[Dataset items]
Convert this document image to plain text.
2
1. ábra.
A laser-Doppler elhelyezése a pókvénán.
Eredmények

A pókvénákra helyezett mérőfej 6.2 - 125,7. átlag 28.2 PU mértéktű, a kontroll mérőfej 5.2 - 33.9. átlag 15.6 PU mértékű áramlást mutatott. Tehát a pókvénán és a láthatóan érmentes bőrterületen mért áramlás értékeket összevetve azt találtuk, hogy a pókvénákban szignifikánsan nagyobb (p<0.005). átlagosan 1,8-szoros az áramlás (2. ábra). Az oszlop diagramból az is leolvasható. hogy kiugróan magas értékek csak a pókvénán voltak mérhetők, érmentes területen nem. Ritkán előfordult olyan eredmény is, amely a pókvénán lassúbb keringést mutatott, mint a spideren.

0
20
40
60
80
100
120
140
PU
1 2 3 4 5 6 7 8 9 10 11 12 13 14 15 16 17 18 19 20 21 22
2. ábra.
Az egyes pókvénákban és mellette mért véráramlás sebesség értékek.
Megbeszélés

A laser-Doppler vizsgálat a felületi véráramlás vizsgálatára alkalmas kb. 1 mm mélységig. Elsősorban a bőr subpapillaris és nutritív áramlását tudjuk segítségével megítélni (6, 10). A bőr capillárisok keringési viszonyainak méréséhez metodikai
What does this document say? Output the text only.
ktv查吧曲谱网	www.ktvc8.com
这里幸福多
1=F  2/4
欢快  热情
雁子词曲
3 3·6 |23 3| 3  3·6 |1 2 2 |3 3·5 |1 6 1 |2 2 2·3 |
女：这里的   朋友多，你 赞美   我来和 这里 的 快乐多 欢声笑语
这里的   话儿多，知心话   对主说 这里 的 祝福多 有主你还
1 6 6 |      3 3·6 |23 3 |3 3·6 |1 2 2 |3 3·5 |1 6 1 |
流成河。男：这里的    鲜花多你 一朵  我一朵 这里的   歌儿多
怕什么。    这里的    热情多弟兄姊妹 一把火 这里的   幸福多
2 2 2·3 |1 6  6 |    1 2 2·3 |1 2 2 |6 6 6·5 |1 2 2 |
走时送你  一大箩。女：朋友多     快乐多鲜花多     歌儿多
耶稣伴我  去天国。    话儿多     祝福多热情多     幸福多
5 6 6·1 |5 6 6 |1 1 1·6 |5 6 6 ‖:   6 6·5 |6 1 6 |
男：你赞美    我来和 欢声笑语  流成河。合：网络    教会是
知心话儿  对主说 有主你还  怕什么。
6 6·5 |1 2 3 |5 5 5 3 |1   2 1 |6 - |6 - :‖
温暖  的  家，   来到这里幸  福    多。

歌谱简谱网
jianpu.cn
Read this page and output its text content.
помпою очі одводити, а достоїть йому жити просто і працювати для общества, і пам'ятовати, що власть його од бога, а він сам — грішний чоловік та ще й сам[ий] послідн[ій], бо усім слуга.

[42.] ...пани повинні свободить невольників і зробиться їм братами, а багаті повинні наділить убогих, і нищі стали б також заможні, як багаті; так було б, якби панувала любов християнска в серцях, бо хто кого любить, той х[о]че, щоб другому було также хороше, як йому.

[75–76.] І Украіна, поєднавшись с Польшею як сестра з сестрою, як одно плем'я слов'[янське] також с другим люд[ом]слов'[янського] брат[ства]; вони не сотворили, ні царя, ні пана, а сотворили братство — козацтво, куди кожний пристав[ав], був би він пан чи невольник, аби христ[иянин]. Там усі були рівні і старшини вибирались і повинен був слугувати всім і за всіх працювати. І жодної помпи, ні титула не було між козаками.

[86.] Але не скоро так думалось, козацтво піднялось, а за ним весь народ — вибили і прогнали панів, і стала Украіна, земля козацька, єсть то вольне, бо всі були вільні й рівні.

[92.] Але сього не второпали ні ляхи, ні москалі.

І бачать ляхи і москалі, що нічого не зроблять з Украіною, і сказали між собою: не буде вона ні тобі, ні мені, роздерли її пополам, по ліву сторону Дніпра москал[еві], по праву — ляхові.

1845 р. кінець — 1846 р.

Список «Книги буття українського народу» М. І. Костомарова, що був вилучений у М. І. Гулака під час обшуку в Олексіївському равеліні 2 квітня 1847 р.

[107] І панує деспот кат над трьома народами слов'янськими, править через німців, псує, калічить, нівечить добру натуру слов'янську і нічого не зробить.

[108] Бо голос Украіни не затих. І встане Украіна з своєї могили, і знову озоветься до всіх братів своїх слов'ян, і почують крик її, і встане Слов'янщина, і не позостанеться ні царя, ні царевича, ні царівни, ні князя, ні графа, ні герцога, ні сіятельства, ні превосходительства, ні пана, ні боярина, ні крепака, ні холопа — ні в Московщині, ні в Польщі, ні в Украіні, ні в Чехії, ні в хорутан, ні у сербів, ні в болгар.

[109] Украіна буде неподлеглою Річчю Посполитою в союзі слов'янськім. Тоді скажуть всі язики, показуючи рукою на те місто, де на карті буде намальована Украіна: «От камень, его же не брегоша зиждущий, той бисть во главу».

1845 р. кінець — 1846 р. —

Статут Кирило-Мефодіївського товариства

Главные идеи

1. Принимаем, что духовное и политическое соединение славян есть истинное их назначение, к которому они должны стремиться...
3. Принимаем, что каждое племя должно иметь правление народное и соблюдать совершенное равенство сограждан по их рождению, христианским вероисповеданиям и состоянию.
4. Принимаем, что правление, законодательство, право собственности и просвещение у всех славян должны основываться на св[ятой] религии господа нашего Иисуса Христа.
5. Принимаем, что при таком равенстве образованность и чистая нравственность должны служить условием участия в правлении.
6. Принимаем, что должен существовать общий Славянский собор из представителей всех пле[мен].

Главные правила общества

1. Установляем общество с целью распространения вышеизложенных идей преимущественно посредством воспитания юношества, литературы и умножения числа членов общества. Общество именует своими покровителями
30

- [Task]: Report all lines of the data that include the word "欢声笑语".

- [Task solution]:
女：这里的   朋友多，你 赞美   我来和 这里 的 快乐多 欢声笑语
男：你赞美    我来和 欢声笑语  流成河。合：网络    教会是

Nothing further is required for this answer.